* WRITTEN REQUEST
Set the listing down again exactly, please, apart from its pictures.

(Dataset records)
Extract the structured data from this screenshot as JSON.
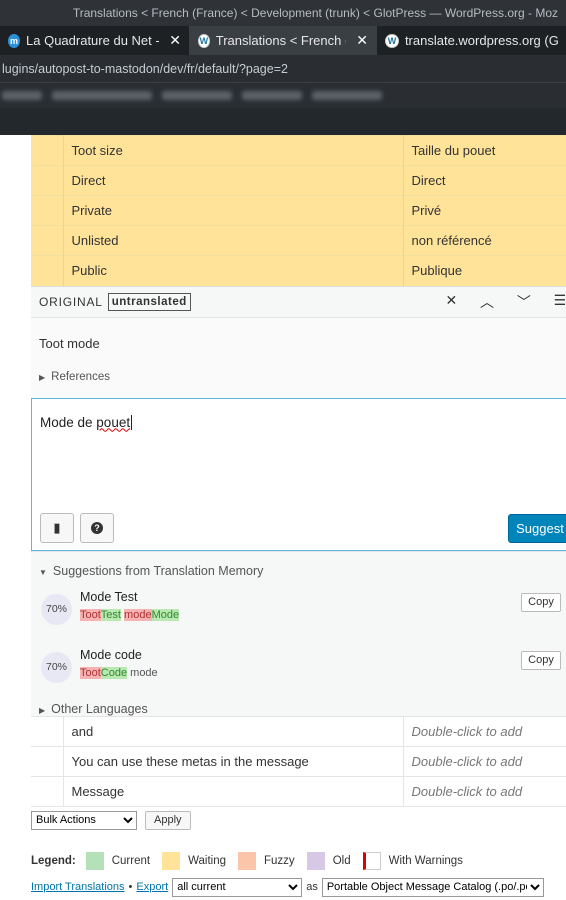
{
  "browser": {
    "window_title": "Translations < French (France) < Development (trunk) < GlotPress — WordPress.org - Moz",
    "tabs": [
      {
        "title": "La Quadrature du Net - Ma",
        "favicon": "mastodon-icon",
        "active": false
      },
      {
        "title": "Translations < French (Fran",
        "favicon": "wordpress-icon",
        "active": true
      },
      {
        "title": "translate.wordpress.org (G",
        "favicon": "wordpress-icon",
        "active": false
      }
    ],
    "url": "lugins/autopost-to-mastodon/dev/fr/default/?page=2"
  },
  "rows_top": [
    {
      "original": "Toot size",
      "translation": "Taille du pouet",
      "status": "waiting"
    },
    {
      "original": "Direct",
      "translation": "Direct",
      "status": "waiting"
    },
    {
      "original": "Private",
      "translation": "Privé",
      "status": "waiting"
    },
    {
      "original": "Unlisted",
      "translation": "non référencé",
      "status": "waiting"
    },
    {
      "original": "Public",
      "translation": "Publique",
      "status": "waiting"
    }
  ],
  "editor": {
    "original_label": "ORIGINAL",
    "status_badge": "untranslated",
    "original_text": "Toot mode",
    "references_label": "References",
    "translation_prefix": "Mode de ",
    "translation_misspelled": "pouet",
    "suggest_label": "Suggest",
    "suggestions_title": "Suggestions from Translation Memory",
    "suggestions": [
      {
        "percent": "70%",
        "text": "Mode Test",
        "diff": [
          {
            "t": "Toot",
            "k": "del"
          },
          {
            "t": "Test",
            "k": "ins"
          },
          {
            "t": " ",
            "k": "eq"
          },
          {
            "t": "mode",
            "k": "del"
          },
          {
            "t": "Mode",
            "k": "ins"
          }
        ]
      },
      {
        "percent": "70%",
        "text": "Mode code",
        "diff": [
          {
            "t": "Toot",
            "k": "del"
          },
          {
            "t": "Code",
            "k": "ins"
          },
          {
            "t": " mode",
            "k": "eq"
          }
        ]
      }
    ],
    "copy_label": "Copy",
    "other_languages_label": "Other Languages"
  },
  "rows_bottom": [
    {
      "original": "and",
      "translation": "Double-click to add"
    },
    {
      "original": "You can use these metas in the message",
      "translation": "Double-click to add"
    },
    {
      "original": "Message",
      "translation": "Double-click to add"
    }
  ],
  "bulk": {
    "select_value": "Bulk Actions",
    "apply_label": "Apply"
  },
  "legend": {
    "title": "Legend:",
    "items": [
      {
        "label": "Current",
        "color": "#b5e1b9"
      },
      {
        "label": "Waiting",
        "color": "#ffe399"
      },
      {
        "label": "Fuzzy",
        "color": "#fbc5a9"
      },
      {
        "label": "Old",
        "color": "#d7c8e6"
      },
      {
        "label": "With Warnings",
        "color": "#ffffff"
      }
    ]
  },
  "export": {
    "import_label": "Import Translations",
    "separator": "•",
    "export_label": "Export",
    "filter_value": "all current",
    "as_label": "as",
    "format_value": "Portable Object Message Catalog (.po/.pot)"
  }
}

* EXPECTED OUTPUT
Extract the structured data from this screenshot as JSON.
{
  "browser": {
    "window_title": "Translations < French (France) < Development (trunk) < GlotPress — WordPress.org - Moz",
    "tabs": [
      {
        "title": "La Quadrature du Net - Ma",
        "favicon": "mastodon-icon",
        "active": false
      },
      {
        "title": "Translations < French (Fran",
        "favicon": "wordpress-icon",
        "active": true
      },
      {
        "title": "translate.wordpress.org (G",
        "favicon": "wordpress-icon",
        "active": false
      }
    ],
    "url": "lugins/autopost-to-mastodon/dev/fr/default/?page=2"
  },
  "rows_top": [
    {
      "original": "Toot size",
      "translation": "Taille du pouet",
      "status": "waiting"
    },
    {
      "original": "Direct",
      "translation": "Direct",
      "status": "waiting"
    },
    {
      "original": "Private",
      "translation": "Privé",
      "status": "waiting"
    },
    {
      "original": "Unlisted",
      "translation": "non référencé",
      "status": "waiting"
    },
    {
      "original": "Public",
      "translation": "Publique",
      "status": "waiting"
    }
  ],
  "editor": {
    "original_label": "ORIGINAL",
    "status_badge": "untranslated",
    "original_text": "Toot mode",
    "references_label": "References",
    "translation_prefix": "Mode de ",
    "translation_misspelled": "pouet",
    "suggest_label": "Suggest",
    "suggestions_title": "Suggestions from Translation Memory",
    "suggestions": [
      {
        "percent": "70%",
        "text": "Mode Test",
        "diff": [
          {
            "t": "Toot",
            "k": "del"
          },
          {
            "t": "Test",
            "k": "ins"
          },
          {
            "t": " ",
            "k": "eq"
          },
          {
            "t": "mode",
            "k": "del"
          },
          {
            "t": "Mode",
            "k": "ins"
          }
        ]
      },
      {
        "percent": "70%",
        "text": "Mode code",
        "diff": [
          {
            "t": "Toot",
            "k": "del"
          },
          {
            "t": "Code",
            "k": "ins"
          },
          {
            "t": " mode",
            "k": "eq"
          }
        ]
      }
    ],
    "copy_label": "Copy",
    "other_languages_label": "Other Languages"
  },
  "rows_bottom": [
    {
      "original": "and",
      "translation": "Double-click to add"
    },
    {
      "original": "You can use these metas in the message",
      "translation": "Double-click to add"
    },
    {
      "original": "Message",
      "translation": "Double-click to add"
    }
  ],
  "bulk": {
    "select_value": "Bulk Actions",
    "apply_label": "Apply"
  },
  "legend": {
    "title": "Legend:",
    "items": [
      {
        "label": "Current",
        "color": "#b5e1b9"
      },
      {
        "label": "Waiting",
        "color": "#ffe399"
      },
      {
        "label": "Fuzzy",
        "color": "#fbc5a9"
      },
      {
        "label": "Old",
        "color": "#d7c8e6"
      },
      {
        "label": "With Warnings",
        "color": "#ffffff"
      }
    ]
  },
  "export": {
    "import_label": "Import Translations",
    "separator": "•",
    "export_label": "Export",
    "filter_value": "all current",
    "as_label": "as",
    "format_value": "Portable Object Message Catalog (.po/.pot)"
  }
}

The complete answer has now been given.